● AIM OF THE TASK: Omit the pictures, then reproduce every remaining record exactly.

● Recorded data:
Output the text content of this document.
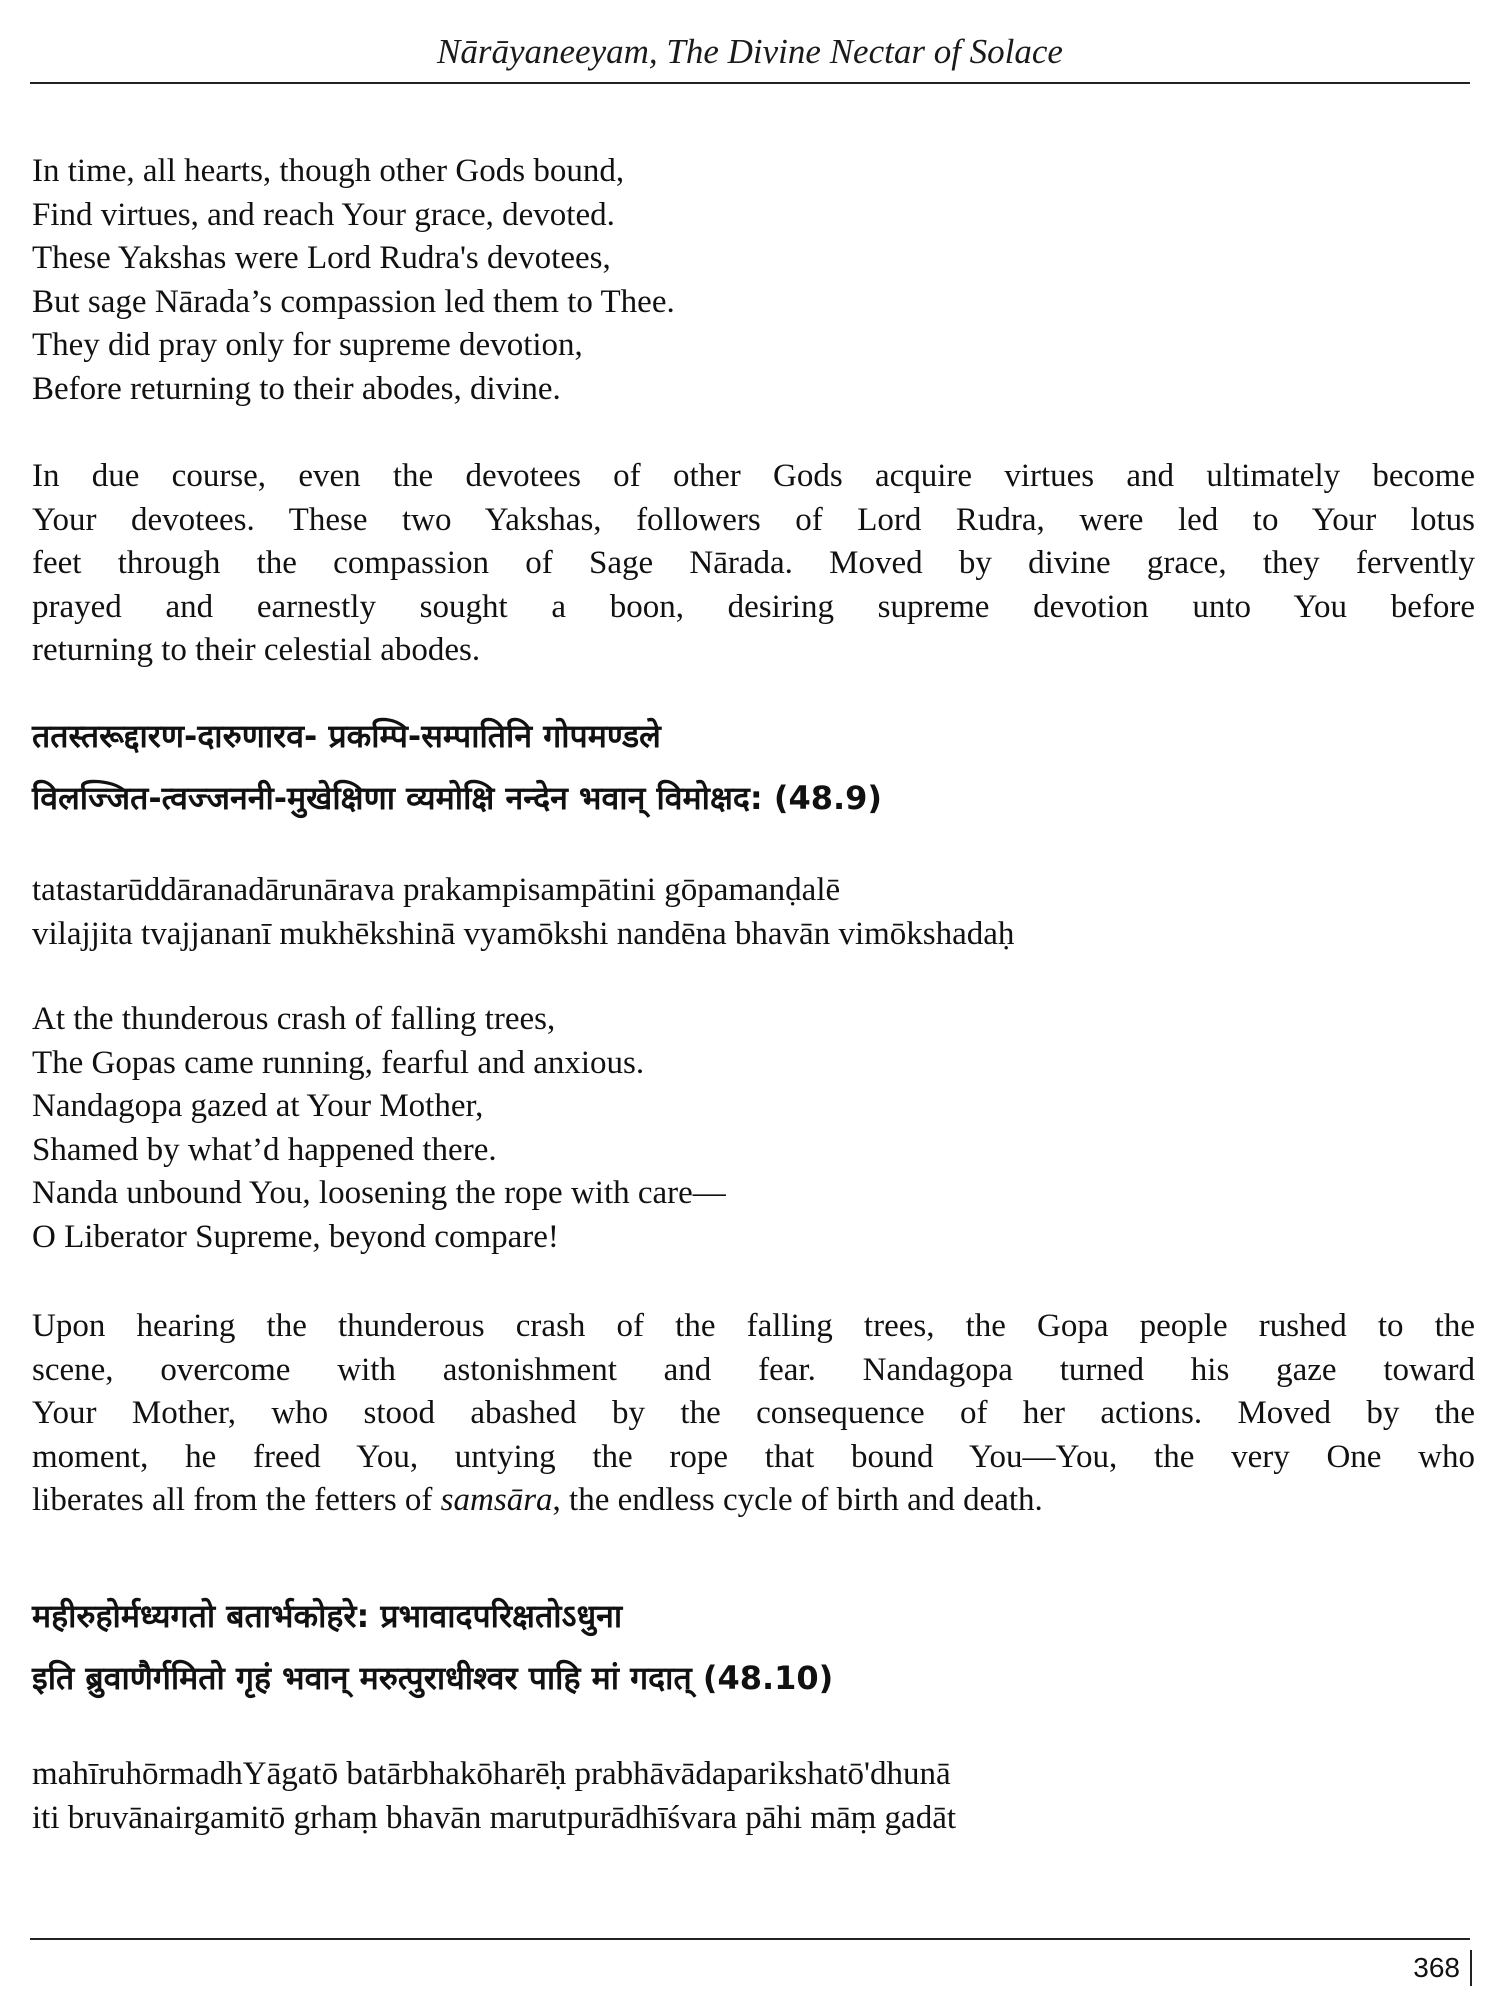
Nārāyaneeyam, The Divine Nectar of Solace
In time, all hearts, though other Gods bound,
Find virtues, and reach Your grace, devoted.
These Yakshas were Lord Rudra's devotees,
But sage Nārada’s compassion led them to Thee.
They did pray only for supreme devotion,
Before returning to their abodes, divine.
In due course, even the devotees of other Gods acquire virtues and ultimately become
Your devotees. These two Yakshas, followers of Lord Rudra, were led to Your lotus
feet through the compassion of Sage Nārada. Moved by divine grace, they fervently
prayed and earnestly sought a boon, desiring supreme devotion unto You before
returning to their celestial abodes.
ततस्तरूद्दारण-दारुणारव- प्रकम्पि-सम्पातिनि गोपमण्डले
विलज्जित-त्वज्जननी-मुखेक्षिणा व्यमोक्षि नन्देन भवान् विमोक्षद: (48.9)
tatastarūddāranadārunārava prakampisampātini gōpamanḍalē
vilajjita tvajjananī mukhēkshinā vyamōkshi nandēna bhavān vimōkshadaḥ
At the thunderous crash of falling trees,
The Gopas came running, fearful and anxious.
Nandagopa gazed at Your Mother,
Shamed by what’d happened there.
Nanda unbound You, loosening the rope with care—
O Liberator Supreme, beyond compare!
Upon hearing the thunderous crash of the falling trees, the Gopa people rushed to the
scene, overcome with astonishment and fear. Nandagopa turned his gaze toward
Your Mother, who stood abashed by the consequence of her actions. Moved by the
moment, he freed You, untying the rope that bound You—You, the very One who
liberates all from the fetters of samsāra, the endless cycle of birth and death.
महीरुहोर्मध्यगतो बतार्भकोहरे: प्रभावादपरिक्षतोऽधुना
इति ब्रुवाणैर्गमितो गृहं भवान् मरुत्पुराधीश्वर पाहि मां गदात् (48.10)
mahīruhōrmadhYāgatō batārbhakōharēḥ prabhāvādaparikshatō'dhunā
iti bruvānairgamitō grhaṃ bhavān marutpurādhīśvara pāhi māṃ gadāt
368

● RESULT OF THIS TASK:
Output the text content of this document.
Nārāyaneeyam, The Divine Nectar of Solace
In time, all hearts, though other Gods bound,
Find virtues, and reach Your grace, devoted.
These Yakshas were Lord Rudra's devotees,
But sage Nārada’s compassion led them to Thee.
They did pray only for supreme devotion,
Before returning to their abodes, divine.
In due course, even the devotees of other Gods acquire virtues and ultimately become
Your devotees. These two Yakshas, followers of Lord Rudra, were led to Your lotus
feet through the compassion of Sage Nārada. Moved by divine grace, they fervently
prayed and earnestly sought a boon, desiring supreme devotion unto You before
returning to their celestial abodes.
ततस्तरूद्दारण-दारुणारव- प्रकम्पि-सम्पातिनि गोपमण्डले
विलज्जित-त्वज्जननी-मुखेक्षिणा व्यमोक्षि नन्देन भवान् विमोक्षद: (48.9)
tatastarūddāranadārunārava prakampisampātini gōpamanḍalē
vilajjita tvajjananī mukhēkshinā vyamōkshi nandēna bhavān vimōkshadaḥ
At the thunderous crash of falling trees,
The Gopas came running, fearful and anxious.
Nandagopa gazed at Your Mother,
Shamed by what’d happened there.
Nanda unbound You, loosening the rope with care—
O Liberator Supreme, beyond compare!
Upon hearing the thunderous crash of the falling trees, the Gopa people rushed to the
scene, overcome with astonishment and fear. Nandagopa turned his gaze toward
Your Mother, who stood abashed by the consequence of her actions. Moved by the
moment, he freed You, untying the rope that bound You—You, the very One who
liberates all from the fetters of samsāra, the endless cycle of birth and death.
महीरुहोर्मध्यगतो बतार्भकोहरे: प्रभावादपरिक्षतोऽधुना
इति ब्रुवाणैर्गमितो गृहं भवान् मरुत्पुराधीश्वर पाहि मां गदात् (48.10)
mahīruhōrmadhYāgatō batārbhakōharēḥ prabhāvādaparikshatō'dhunā
iti bruvānairgamitō grhaṃ bhavān marutpurādhīśvara pāhi māṃ gadāt
368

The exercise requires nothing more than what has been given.